Task data:
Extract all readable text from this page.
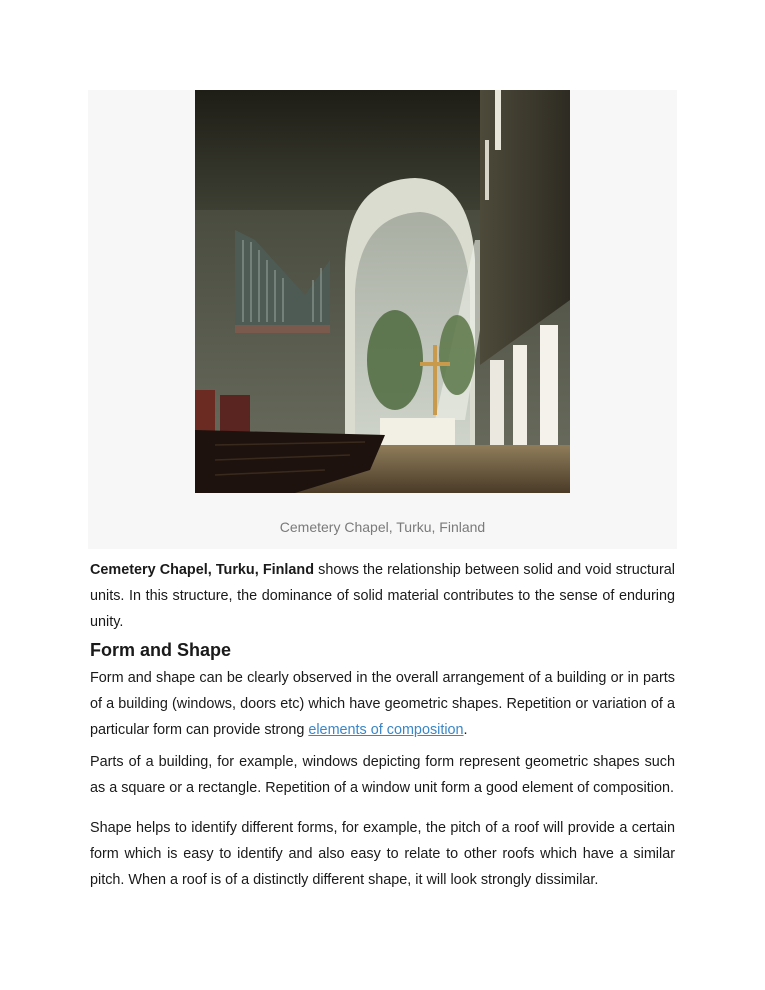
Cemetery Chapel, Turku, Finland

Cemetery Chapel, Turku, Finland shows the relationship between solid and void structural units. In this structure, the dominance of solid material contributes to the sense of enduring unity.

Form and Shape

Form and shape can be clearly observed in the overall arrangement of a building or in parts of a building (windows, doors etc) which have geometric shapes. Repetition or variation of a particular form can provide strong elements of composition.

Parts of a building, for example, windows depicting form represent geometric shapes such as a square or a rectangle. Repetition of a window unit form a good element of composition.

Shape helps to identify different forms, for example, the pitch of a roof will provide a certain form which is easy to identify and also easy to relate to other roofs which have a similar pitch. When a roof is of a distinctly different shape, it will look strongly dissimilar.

---

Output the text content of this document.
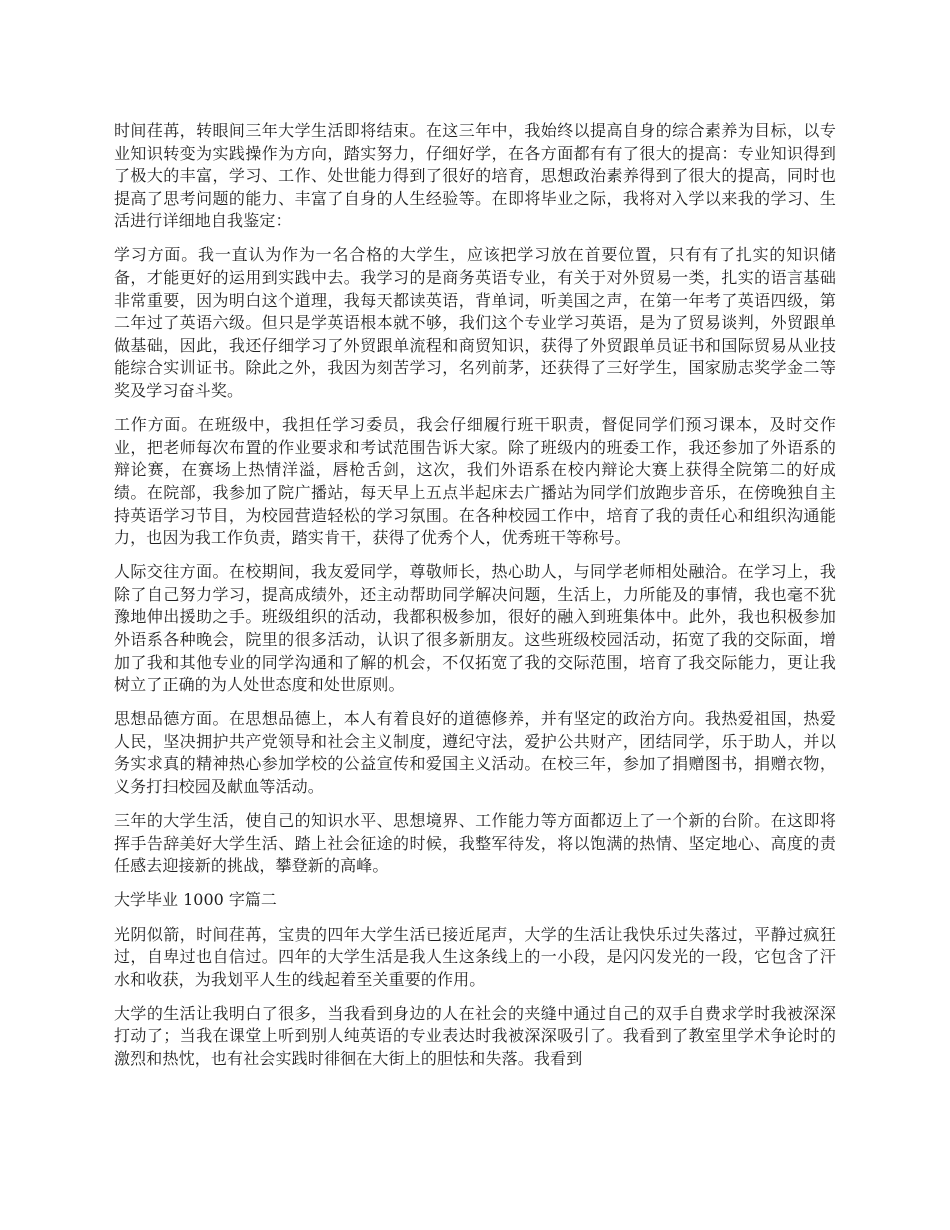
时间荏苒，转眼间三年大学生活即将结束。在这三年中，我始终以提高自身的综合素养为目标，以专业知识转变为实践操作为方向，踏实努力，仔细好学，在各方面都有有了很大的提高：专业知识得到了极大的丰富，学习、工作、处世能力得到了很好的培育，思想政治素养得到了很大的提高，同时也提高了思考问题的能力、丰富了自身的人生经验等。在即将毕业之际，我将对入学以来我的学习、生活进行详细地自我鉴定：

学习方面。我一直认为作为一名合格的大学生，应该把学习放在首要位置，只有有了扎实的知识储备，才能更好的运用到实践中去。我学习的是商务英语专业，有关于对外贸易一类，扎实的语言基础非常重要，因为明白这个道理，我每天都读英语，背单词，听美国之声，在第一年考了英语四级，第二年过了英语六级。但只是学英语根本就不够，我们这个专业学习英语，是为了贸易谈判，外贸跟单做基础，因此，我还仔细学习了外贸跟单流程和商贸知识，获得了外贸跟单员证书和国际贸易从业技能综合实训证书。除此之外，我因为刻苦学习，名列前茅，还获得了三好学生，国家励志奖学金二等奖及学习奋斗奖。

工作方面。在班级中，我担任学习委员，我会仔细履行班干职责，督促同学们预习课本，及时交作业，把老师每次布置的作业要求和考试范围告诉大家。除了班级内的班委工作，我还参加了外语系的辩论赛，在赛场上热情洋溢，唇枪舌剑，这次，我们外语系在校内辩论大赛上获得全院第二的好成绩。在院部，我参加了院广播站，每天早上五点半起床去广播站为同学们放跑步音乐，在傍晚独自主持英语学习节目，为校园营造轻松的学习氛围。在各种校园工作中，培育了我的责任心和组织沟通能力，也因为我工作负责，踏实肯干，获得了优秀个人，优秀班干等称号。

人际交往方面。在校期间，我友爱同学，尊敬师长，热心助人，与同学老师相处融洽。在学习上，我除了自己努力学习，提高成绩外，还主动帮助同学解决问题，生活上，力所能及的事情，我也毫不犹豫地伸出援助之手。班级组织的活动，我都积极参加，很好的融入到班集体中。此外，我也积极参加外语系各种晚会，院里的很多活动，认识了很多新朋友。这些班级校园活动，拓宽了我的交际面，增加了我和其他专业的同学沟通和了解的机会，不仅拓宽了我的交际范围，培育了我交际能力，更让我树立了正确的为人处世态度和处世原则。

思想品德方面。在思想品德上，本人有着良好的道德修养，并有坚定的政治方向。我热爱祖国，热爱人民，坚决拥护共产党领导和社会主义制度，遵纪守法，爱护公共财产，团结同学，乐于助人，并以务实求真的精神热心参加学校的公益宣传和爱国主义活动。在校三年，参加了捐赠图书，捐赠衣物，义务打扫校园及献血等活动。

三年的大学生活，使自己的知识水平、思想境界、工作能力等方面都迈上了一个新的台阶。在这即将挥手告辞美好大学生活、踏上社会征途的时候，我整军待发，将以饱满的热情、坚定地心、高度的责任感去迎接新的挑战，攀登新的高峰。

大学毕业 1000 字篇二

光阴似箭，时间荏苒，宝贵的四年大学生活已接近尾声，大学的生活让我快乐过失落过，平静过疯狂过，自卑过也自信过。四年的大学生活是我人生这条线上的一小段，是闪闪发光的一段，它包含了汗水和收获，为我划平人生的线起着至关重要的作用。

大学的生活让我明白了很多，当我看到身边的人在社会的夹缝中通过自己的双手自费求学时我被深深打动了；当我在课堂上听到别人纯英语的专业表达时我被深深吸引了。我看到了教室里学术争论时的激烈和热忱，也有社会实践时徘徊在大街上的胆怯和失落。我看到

* * *

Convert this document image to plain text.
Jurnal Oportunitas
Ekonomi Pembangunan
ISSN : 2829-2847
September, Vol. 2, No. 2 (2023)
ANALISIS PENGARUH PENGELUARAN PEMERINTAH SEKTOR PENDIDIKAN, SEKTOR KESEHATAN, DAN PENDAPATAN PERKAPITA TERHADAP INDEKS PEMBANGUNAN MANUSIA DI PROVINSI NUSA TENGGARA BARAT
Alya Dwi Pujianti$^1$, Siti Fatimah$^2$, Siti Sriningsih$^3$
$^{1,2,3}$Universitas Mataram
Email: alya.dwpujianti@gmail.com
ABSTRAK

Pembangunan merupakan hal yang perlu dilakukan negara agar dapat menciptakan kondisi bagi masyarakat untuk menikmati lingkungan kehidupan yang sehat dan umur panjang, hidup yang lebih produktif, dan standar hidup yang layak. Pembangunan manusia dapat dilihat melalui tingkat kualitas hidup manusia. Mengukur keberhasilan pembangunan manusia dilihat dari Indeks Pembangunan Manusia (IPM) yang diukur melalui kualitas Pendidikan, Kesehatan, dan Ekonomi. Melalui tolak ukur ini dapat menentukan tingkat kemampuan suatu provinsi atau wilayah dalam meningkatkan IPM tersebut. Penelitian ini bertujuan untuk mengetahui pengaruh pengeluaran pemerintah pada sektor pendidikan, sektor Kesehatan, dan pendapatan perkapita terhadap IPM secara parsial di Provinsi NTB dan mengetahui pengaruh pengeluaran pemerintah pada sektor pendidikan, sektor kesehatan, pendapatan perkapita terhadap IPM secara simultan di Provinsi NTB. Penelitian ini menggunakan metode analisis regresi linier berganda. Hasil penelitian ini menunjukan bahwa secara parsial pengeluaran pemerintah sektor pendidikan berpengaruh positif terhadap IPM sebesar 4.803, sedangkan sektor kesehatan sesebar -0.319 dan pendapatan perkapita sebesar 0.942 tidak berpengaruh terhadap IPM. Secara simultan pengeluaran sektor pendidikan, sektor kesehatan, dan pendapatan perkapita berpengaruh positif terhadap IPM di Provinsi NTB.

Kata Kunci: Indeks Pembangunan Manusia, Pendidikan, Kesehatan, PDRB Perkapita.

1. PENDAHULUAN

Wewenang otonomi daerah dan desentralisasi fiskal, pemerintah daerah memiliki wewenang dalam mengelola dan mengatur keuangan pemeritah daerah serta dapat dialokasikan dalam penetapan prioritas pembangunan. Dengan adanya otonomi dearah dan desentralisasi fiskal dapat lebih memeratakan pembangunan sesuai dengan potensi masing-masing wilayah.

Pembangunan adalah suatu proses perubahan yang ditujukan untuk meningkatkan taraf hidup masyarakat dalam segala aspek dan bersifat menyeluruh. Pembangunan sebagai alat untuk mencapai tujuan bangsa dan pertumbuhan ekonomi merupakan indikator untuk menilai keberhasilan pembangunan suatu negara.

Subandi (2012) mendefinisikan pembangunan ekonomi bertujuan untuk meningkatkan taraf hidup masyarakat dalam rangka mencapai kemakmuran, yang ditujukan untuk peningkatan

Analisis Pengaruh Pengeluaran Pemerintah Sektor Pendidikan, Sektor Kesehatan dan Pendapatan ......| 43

Task instructions:
Report all lines of the data above that include the string "building".

Final result:
Form and shape can be clearly observed in the overall arrangement of a building or in parts of a building (windows, doors etc) which have geometric shapes. Repetition or variation of a particular form can provide strong elements of composition.
Parts of a building, for example, windows depicting form represent geometric shapes such as a square or a rectangle. Repetition of a window unit form a good element of composition.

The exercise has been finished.